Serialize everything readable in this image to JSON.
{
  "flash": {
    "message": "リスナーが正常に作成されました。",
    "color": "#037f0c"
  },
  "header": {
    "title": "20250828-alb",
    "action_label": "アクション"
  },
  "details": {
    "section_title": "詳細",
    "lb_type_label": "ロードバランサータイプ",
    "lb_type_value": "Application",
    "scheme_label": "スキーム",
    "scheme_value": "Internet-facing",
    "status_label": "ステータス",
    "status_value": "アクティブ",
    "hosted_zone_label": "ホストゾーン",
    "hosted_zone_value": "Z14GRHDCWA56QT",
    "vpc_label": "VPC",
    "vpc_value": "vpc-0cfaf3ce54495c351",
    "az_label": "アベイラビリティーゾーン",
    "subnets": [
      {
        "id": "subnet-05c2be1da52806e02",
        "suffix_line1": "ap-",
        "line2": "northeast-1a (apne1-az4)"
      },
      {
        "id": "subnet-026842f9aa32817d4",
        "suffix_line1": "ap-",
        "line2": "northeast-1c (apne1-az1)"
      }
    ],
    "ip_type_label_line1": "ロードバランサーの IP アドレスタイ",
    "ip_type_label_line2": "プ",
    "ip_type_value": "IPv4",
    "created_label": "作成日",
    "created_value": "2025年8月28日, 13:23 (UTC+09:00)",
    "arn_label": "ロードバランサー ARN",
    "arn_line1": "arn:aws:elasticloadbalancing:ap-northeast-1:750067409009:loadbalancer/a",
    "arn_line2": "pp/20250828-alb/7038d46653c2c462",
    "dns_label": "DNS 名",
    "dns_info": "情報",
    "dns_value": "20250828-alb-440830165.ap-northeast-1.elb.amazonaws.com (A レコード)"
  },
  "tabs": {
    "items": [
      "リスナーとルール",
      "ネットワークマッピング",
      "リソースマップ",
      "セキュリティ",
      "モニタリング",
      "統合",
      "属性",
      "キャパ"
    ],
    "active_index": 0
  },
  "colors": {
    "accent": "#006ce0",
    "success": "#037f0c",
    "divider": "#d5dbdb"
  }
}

- WHAT YOU WILL DO
Set down each entry again, unchanged.

- TASK OUTPUT
Serialize everything readable in this image to JSON.
{
  "flash": {
    "message": "リスナーが正常に作成されました。",
    "color": "#037f0c"
  },
  "header": {
    "title": "20250828-alb",
    "action_label": "アクション"
  },
  "details": {
    "section_title": "詳細",
    "lb_type_label": "ロードバランサータイプ",
    "lb_type_value": "Application",
    "scheme_label": "スキーム",
    "scheme_value": "Internet-facing",
    "status_label": "ステータス",
    "status_value": "アクティブ",
    "hosted_zone_label": "ホストゾーン",
    "hosted_zone_value": "Z14GRHDCWA56QT",
    "vpc_label": "VPC",
    "vpc_value": "vpc-0cfaf3ce54495c351",
    "az_label": "アベイラビリティーゾーン",
    "subnets": [
      {
        "id": "subnet-05c2be1da52806e02",
        "suffix_line1": "ap-",
        "line2": "northeast-1a (apne1-az4)"
      },
      {
        "id": "subnet-026842f9aa32817d4",
        "suffix_line1": "ap-",
        "line2": "northeast-1c (apne1-az1)"
      }
    ],
    "ip_type_label_line1": "ロードバランサーの IP アドレスタイ",
    "ip_type_label_line2": "プ",
    "ip_type_value": "IPv4",
    "created_label": "作成日",
    "created_value": "2025年8月28日, 13:23 (UTC+09:00)",
    "arn_label": "ロードバランサー ARN",
    "arn_line1": "arn:aws:elasticloadbalancing:ap-northeast-1:750067409009:loadbalancer/a",
    "arn_line2": "pp/20250828-alb/7038d46653c2c462",
    "dns_label": "DNS 名",
    "dns_info": "情報",
    "dns_value": "20250828-alb-440830165.ap-northeast-1.elb.amazonaws.com (A レコード)"
  },
  "tabs": {
    "items": [
      "リスナーとルール",
      "ネットワークマッピング",
      "リソースマップ",
      "セキュリティ",
      "モニタリング",
      "統合",
      "属性",
      "キャパ"
    ],
    "active_index": 0
  },
  "colors": {
    "accent": "#006ce0",
    "success": "#037f0c",
    "divider": "#d5dbdb"
  }
}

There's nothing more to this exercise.